#### Rows from a figure dataset

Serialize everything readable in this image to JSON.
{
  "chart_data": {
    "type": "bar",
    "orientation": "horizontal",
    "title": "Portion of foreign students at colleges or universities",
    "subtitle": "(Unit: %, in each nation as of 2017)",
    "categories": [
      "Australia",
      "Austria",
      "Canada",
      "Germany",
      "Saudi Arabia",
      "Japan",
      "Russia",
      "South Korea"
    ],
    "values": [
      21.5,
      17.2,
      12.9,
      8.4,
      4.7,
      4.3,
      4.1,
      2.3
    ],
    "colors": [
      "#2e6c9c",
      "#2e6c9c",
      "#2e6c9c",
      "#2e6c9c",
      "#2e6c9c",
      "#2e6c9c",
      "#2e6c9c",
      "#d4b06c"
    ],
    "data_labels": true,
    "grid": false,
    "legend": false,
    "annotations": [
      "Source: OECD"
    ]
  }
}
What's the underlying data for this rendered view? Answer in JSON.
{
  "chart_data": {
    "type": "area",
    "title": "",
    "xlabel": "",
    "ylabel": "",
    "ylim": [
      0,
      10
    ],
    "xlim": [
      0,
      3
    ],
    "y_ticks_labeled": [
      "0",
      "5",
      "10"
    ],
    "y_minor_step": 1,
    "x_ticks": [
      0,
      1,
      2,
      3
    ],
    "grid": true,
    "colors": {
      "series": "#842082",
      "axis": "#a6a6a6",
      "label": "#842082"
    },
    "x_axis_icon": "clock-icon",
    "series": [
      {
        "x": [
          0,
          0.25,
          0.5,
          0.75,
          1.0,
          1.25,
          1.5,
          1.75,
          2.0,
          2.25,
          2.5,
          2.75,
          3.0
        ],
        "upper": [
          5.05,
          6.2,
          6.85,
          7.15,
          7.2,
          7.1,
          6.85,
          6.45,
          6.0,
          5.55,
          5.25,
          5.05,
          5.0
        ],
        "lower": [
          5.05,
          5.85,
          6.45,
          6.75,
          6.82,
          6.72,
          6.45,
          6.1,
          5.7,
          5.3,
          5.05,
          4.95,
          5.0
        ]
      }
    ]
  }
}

#### WHAT TO WORK ON
Write out every record, exactly as written.

#### EXPECTED ANSWER
Serialize everything readable in this image to JSON.
{
  "chart_data": {
    "type": "bar",
    "orientation": "horizontal",
    "title": "Portion of foreign students at colleges or universities",
    "subtitle": "(Unit: %, in each nation as of 2017)",
    "categories": [
      "Australia",
      "Austria",
      "Canada",
      "Germany",
      "Saudi Arabia",
      "Japan",
      "Russia",
      "South Korea"
    ],
    "values": [
      21.5,
      17.2,
      12.9,
      8.4,
      4.7,
      4.3,
      4.1,
      2.3
    ],
    "colors": [
      "#2e6c9c",
      "#2e6c9c",
      "#2e6c9c",
      "#2e6c9c",
      "#2e6c9c",
      "#2e6c9c",
      "#2e6c9c",
      "#d4b06c"
    ],
    "data_labels": true,
    "grid": false,
    "legend": false,
    "annotations": [
      "Source: OECD"
    ]
  }
}
What's the underlying data for this rendered view? Answer in JSON.
{
  "chart_data": {
    "type": "area",
    "title": "",
    "xlabel": "",
    "ylabel": "",
    "ylim": [
      0,
      10
    ],
    "xlim": [
      0,
      3
    ],
    "y_ticks_labeled": [
      "0",
      "5",
      "10"
    ],
    "y_minor_step": 1,
    "x_ticks": [
      0,
      1,
      2,
      3
    ],
    "grid": true,
    "colors": {
      "series": "#842082",
      "axis": "#a6a6a6",
      "label": "#842082"
    },
    "x_axis_icon": "clock-icon",
    "series": [
      {
        "x": [
          0,
          0.25,
          0.5,
          0.75,
          1.0,
          1.25,
          1.5,
          1.75,
          2.0,
          2.25,
          2.5,
          2.75,
          3.0
        ],
        "upper": [
          5.05,
          6.2,
          6.85,
          7.15,
          7.2,
          7.1,
          6.85,
          6.45,
          6.0,
          5.55,
          5.25,
          5.05,
          5.0
        ],
        "lower": [
          5.05,
          5.85,
          6.45,
          6.75,
          6.82,
          6.72,
          6.45,
          6.1,
          5.7,
          5.3,
          5.05,
          4.95,
          5.0
        ]
      }
    ]
  }
}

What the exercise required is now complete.